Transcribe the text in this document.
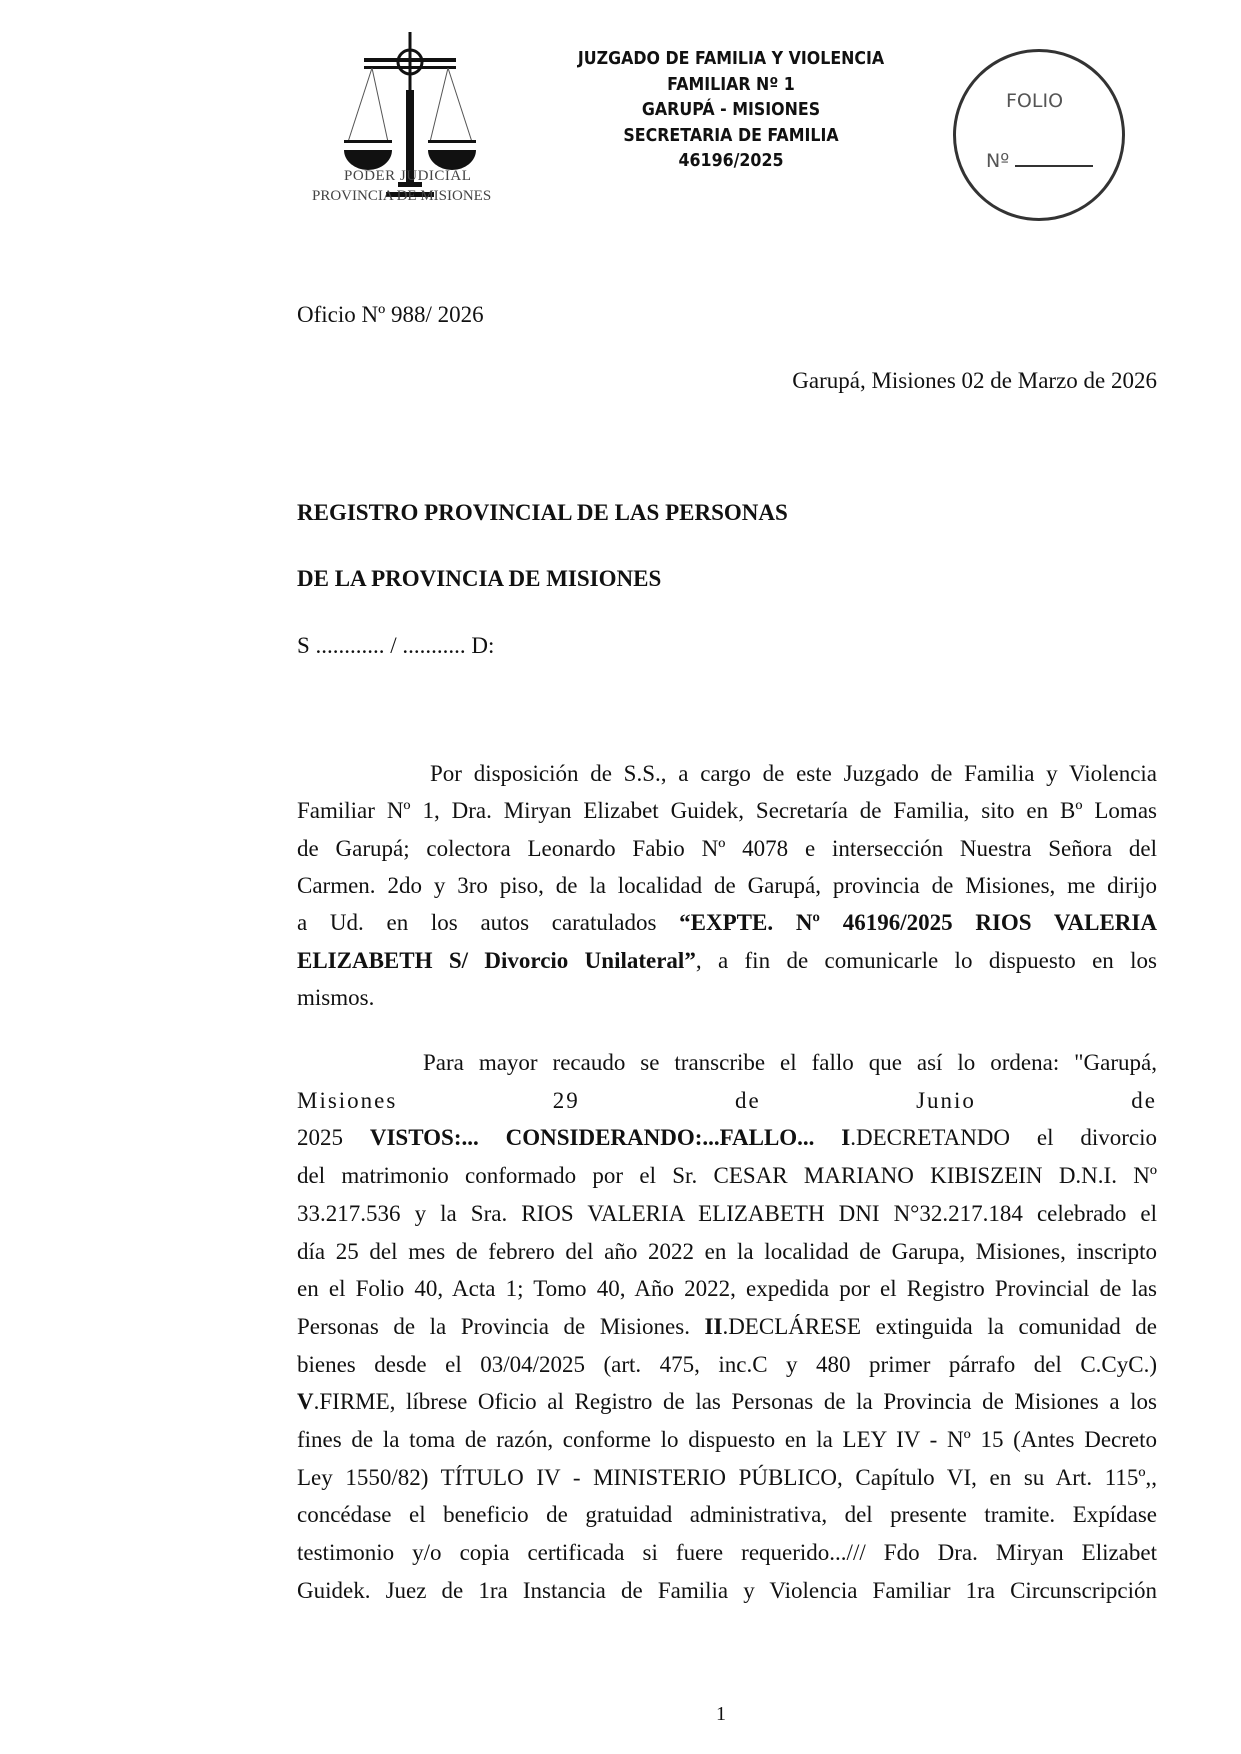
PODER JUDICIAL
PROVINCIA DE MISIONES
JUZGADO DE FAMILIA Y VIOLENCIA
FAMILIAR Nº 1
GARUPÁ - MISIONES
SECRETARIA DE FAMILIA
46196/2025
FOLIO
Nº
Oficio Nº 988/ 2026
Garupá, Misiones 02 de Marzo de 2026
REGISTRO PROVINCIAL DE LAS PERSONAS
DE LA PROVINCIA DE MISIONES
S ............ / ........... D:
Por disposición de S.S., a cargo de este Juzgado de Familia y Violencia
Familiar Nº 1, Dra. Miryan Elizabet Guidek, Secretaría de Familia, sito en Bº Lomas
de Garupá; colectora Leonardo Fabio Nº 4078 e intersección Nuestra Señora del
Carmen. 2do y 3ro piso, de la localidad de Garupá, provincia de Misiones, me dirijo
a Ud. en los autos caratulados “EXPTE. Nº 46196/2025 RIOS VALERIA
ELIZABETH S/ Divorcio Unilateral”, a fin de comunicarle lo dispuesto en los
mismos.
Para mayor recaudo se transcribe el fallo que así lo ordena: "Garupá,
Misiones 29 de Junio de
2025 VISTOS:... CONSIDERANDO:...FALLO... I.DECRETANDO el divorcio
del matrimonio conformado por el Sr. CESAR MARIANO KIBISZEIN D.N.I. Nº
33.217.536 y la Sra. RIOS VALERIA ELIZABETH DNI N°32.217.184 celebrado el
día 25 del mes de febrero del año 2022 en la localidad de Garupa, Misiones, inscripto
en el Folio 40, Acta 1; Tomo 40, Año 2022, expedida por el Registro Provincial de las
Personas de la Provincia de Misiones. II.DECLÁRESE extinguida la comunidad de
bienes desde el 03/04/2025 (art. 475, inc.C y 480 primer párrafo del C.CyC.)
V.FIRME, líbrese Oficio al Registro de las Personas de la Provincia de Misiones a los
fines de la toma de razón, conforme lo dispuesto en la LEY IV - Nº 15 (Antes Decreto
Ley 1550/82) TÍTULO IV - MINISTERIO PÚBLICO, Capítulo VI, en su Art. 115º,,
concédase el beneficio de gratuidad administrativa, del presente tramite. Expídase
testimonio y/o copia certificada si fuere requerido.../// Fdo Dra. Miryan Elizabet
Guidek. Juez de 1ra Instancia de Familia y Violencia Familiar 1ra Circunscripción
1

____________________

> _STATED EXERCISE_: Repeat each record exactly, with the pictures left out.

> _ANSWER BELOW_:
Transcribe the text in this document.
PODER JUDICIAL
PROVINCIA DE MISIONES
JUZGADO DE FAMILIA Y VIOLENCIA
FAMILIAR Nº 1
GARUPÁ - MISIONES
SECRETARIA DE FAMILIA
46196/2025
FOLIO
Nº
Oficio Nº 988/ 2026
Garupá, Misiones 02 de Marzo de 2026
REGISTRO PROVINCIAL DE LAS PERSONAS
DE LA PROVINCIA DE MISIONES
S ............ / ........... D:
Por disposición de S.S., a cargo de este Juzgado de Familia y Violencia
Familiar Nº 1, Dra. Miryan Elizabet Guidek, Secretaría de Familia, sito en Bº Lomas
de Garupá; colectora Leonardo Fabio Nº 4078 e intersección Nuestra Señora del
Carmen. 2do y 3ro piso, de la localidad de Garupá, provincia de Misiones, me dirijo
a Ud. en los autos caratulados “EXPTE. Nº 46196/2025 RIOS VALERIA
ELIZABETH S/ Divorcio Unilateral”, a fin de comunicarle lo dispuesto en los
mismos.
Para mayor recaudo se transcribe el fallo que así lo ordena: "Garupá,
Misiones 29 de Junio de
2025 VISTOS:... CONSIDERANDO:...FALLO... I.DECRETANDO el divorcio
del matrimonio conformado por el Sr. CESAR MARIANO KIBISZEIN D.N.I. Nº
33.217.536 y la Sra. RIOS VALERIA ELIZABETH DNI N°32.217.184 celebrado el
día 25 del mes de febrero del año 2022 en la localidad de Garupa, Misiones, inscripto
en el Folio 40, Acta 1; Tomo 40, Año 2022, expedida por el Registro Provincial de las
Personas de la Provincia de Misiones. II.DECLÁRESE extinguida la comunidad de
bienes desde el 03/04/2025 (art. 475, inc.C y 480 primer párrafo del C.CyC.)
V.FIRME, líbrese Oficio al Registro de las Personas de la Provincia de Misiones a los
fines de la toma de razón, conforme lo dispuesto en la LEY IV - Nº 15 (Antes Decreto
Ley 1550/82) TÍTULO IV - MINISTERIO PÚBLICO, Capítulo VI, en su Art. 115º,,
concédase el beneficio de gratuidad administrativa, del presente tramite. Expídase
testimonio y/o copia certificada si fuere requerido.../// Fdo Dra. Miryan Elizabet
Guidek. Juez de 1ra Instancia de Familia y Violencia Familiar 1ra Circunscripción
1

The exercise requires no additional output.